- **INSTRUCTION**
Restate exactly the lines below, from the one containing "What's the underlying" through the final line, and leave out the pictures.

[BEGIN]

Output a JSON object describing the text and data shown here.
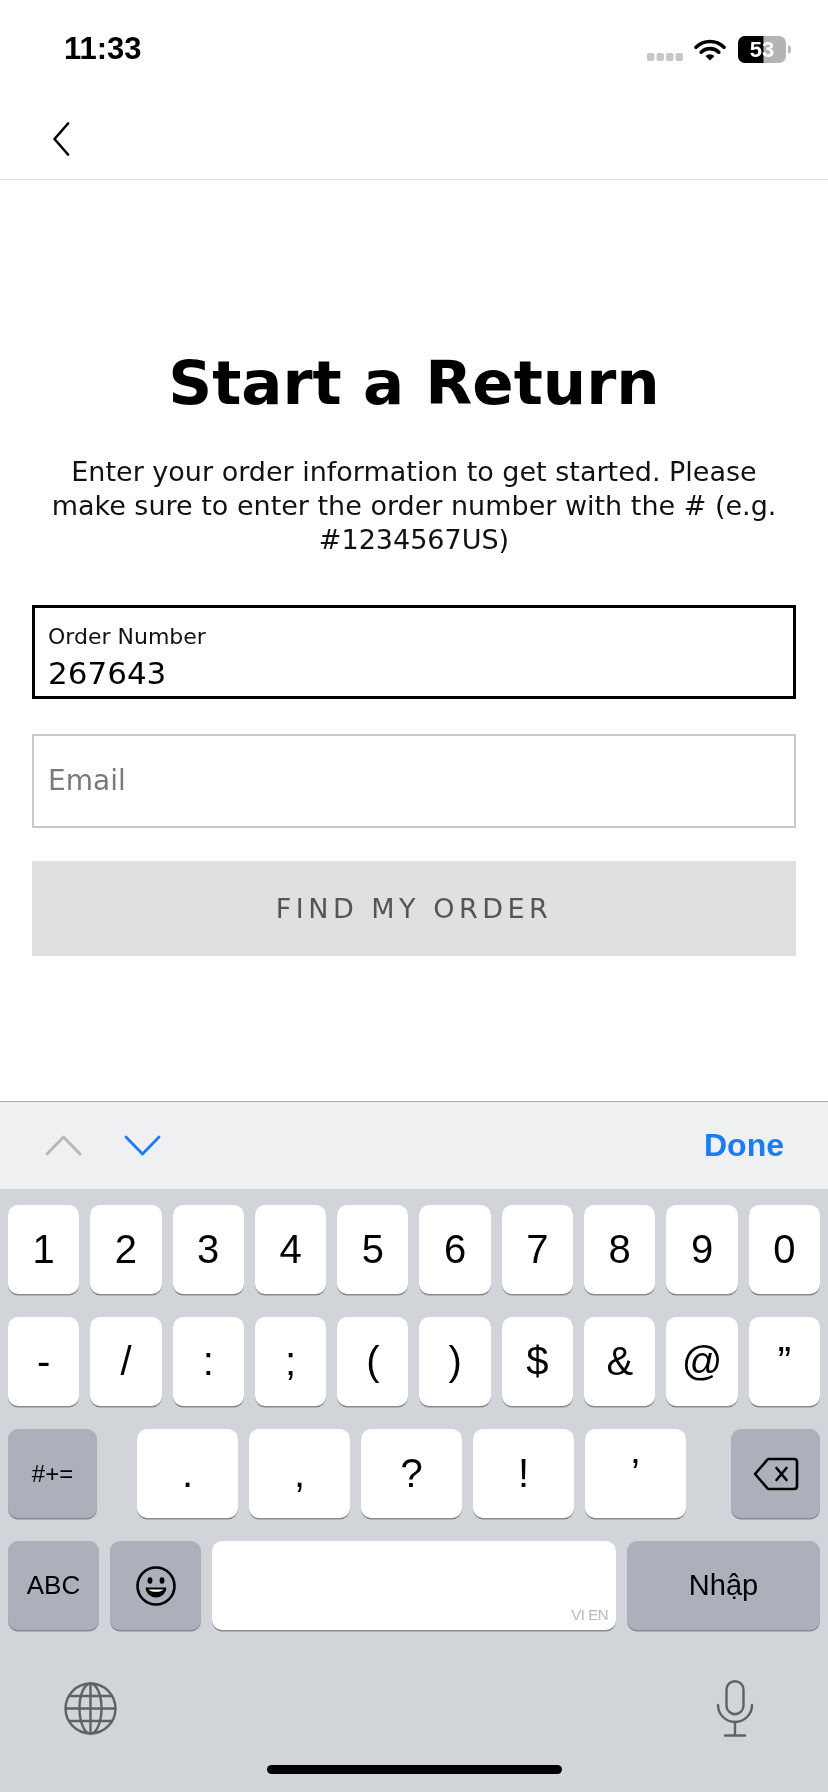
{
  "status_bar": {
    "time": "11:33",
    "battery": "53"
  },
  "page": {
    "title": "Start a Return",
    "description": "Enter your order information to get started. Please make sure to enter the order number with the # (e.g. #1234567US)"
  },
  "form": {
    "fields": [
      {
        "label": "Order Number",
        "value": "267643",
        "focused": true
      },
      {
        "placeholder": "Email",
        "focused": false
      }
    ],
    "submit": {
      "label": "FIND MY ORDER",
      "disabled": true
    }
  },
  "input_accessory": {
    "previous": {
      "disabled": true
    },
    "next": {
      "disabled": false
    },
    "done": "Done"
  },
  "keyboard": {
    "rows": [
      {
        "keys": [
          {
            "kind": "char",
            "label": "1"
          },
          {
            "kind": "char",
            "label": "2"
          },
          {
            "kind": "char",
            "label": "3"
          },
          {
            "kind": "char",
            "label": "4"
          },
          {
            "kind": "char",
            "label": "5"
          },
          {
            "kind": "char",
            "label": "6"
          },
          {
            "kind": "char",
            "label": "7"
          },
          {
            "kind": "char",
            "label": "8"
          },
          {
            "kind": "char",
            "label": "9"
          },
          {
            "kind": "char",
            "label": "0"
          }
        ]
      },
      {
        "keys": [
          {
            "kind": "char",
            "label": "-"
          },
          {
            "kind": "char",
            "label": "/"
          },
          {
            "kind": "char",
            "label": ":"
          },
          {
            "kind": "char",
            "label": ";"
          },
          {
            "kind": "char",
            "label": "("
          },
          {
            "kind": "char",
            "label": ")"
          },
          {
            "kind": "char",
            "label": "$"
          },
          {
            "kind": "char",
            "label": "&"
          },
          {
            "kind": "char",
            "label": "@"
          },
          {
            "kind": "char",
            "label": "”"
          }
        ]
      },
      {
        "keys": [
          {
            "kind": "symbols",
            "label": "#+="
          },
          {
            "kind": "char",
            "label": "."
          },
          {
            "kind": "char",
            "label": ","
          },
          {
            "kind": "char",
            "label": "?"
          },
          {
            "kind": "char",
            "label": "!"
          },
          {
            "kind": "char",
            "label": "’"
          },
          {
            "kind": "delete"
          }
        ]
      },
      {
        "keys": [
          {
            "kind": "letters",
            "label": "ABC"
          },
          {
            "kind": "emoji"
          },
          {
            "kind": "space",
            "hint": "VI EN"
          },
          {
            "kind": "return",
            "label": "Nhập"
          }
        ]
      }
    ]
  }
}
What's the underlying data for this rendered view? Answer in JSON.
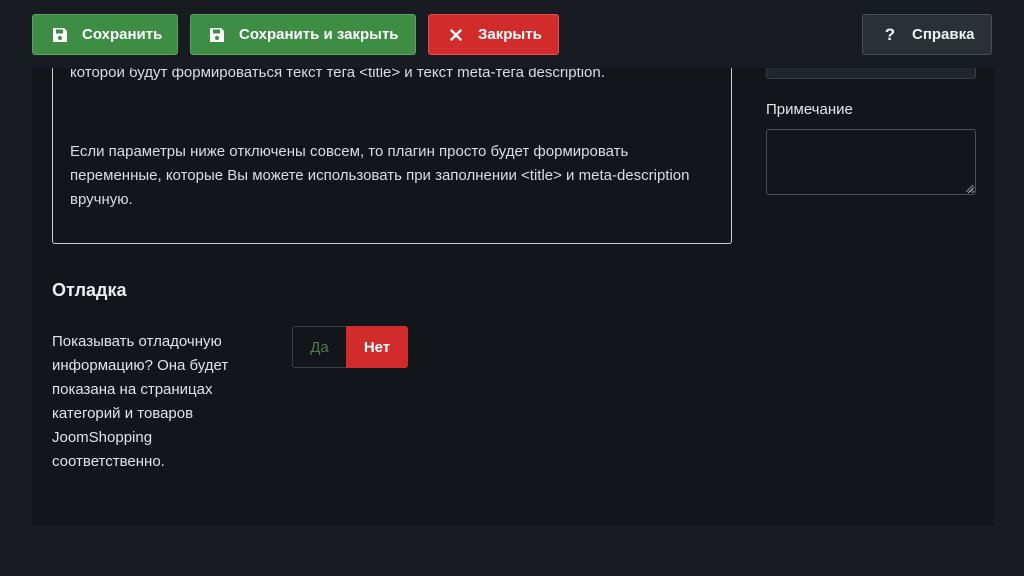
{
  "toolbar": {
    "save_label": "Сохранить",
    "save_close_label": "Сохранить и закрыть",
    "close_label": "Закрыть",
    "help_label": "Справка",
    "colors": {
      "success": "#3e8d45",
      "danger": "#d12b2b",
      "neutral": "#2b2f36"
    }
  },
  "info": {
    "paragraph1": "Параметры ниже позволяют задать единую для всех категорий и/или товаров формулу, по которой будут формироваться текст тега <title> и текст meta-тега description.",
    "paragraph2": "Если параметры ниже отключены совсем, то плагин просто будет формировать переменные, которые Вы можете использовать при заполнении <title> и meta-description вручную."
  },
  "debug": {
    "title": "Отладка",
    "field_label": "Показывать отладочную информацию? Она будет показана на страницах категорий и товаров JoomShopping соответственно.",
    "toggle": {
      "yes_label": "Да",
      "no_label": "Нет",
      "selected": "Нет"
    }
  },
  "sidebar": {
    "note_label": "Примечание",
    "note_value": ""
  }
}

[END]

- **RESULT OF THIS TASK**
What's the underlying data for this rendered view? Answer in JSON.
{
  "toolbar": {
    "save_label": "Сохранить",
    "save_close_label": "Сохранить и закрыть",
    "close_label": "Закрыть",
    "help_label": "Справка",
    "colors": {
      "success": "#3e8d45",
      "danger": "#d12b2b",
      "neutral": "#2b2f36"
    }
  },
  "info": {
    "paragraph1": "Параметры ниже позволяют задать единую для всех категорий и/или товаров формулу, по которой будут формироваться текст тега <title> и текст meta-тега description.",
    "paragraph2": "Если параметры ниже отключены совсем, то плагин просто будет формировать переменные, которые Вы можете использовать при заполнении <title> и meta-description вручную."
  },
  "debug": {
    "title": "Отладка",
    "field_label": "Показывать отладочную информацию? Она будет показана на страницах категорий и товаров JoomShopping соответственно.",
    "toggle": {
      "yes_label": "Да",
      "no_label": "Нет",
      "selected": "Нет"
    }
  },
  "sidebar": {
    "note_label": "Примечание",
    "note_value": ""
  }
}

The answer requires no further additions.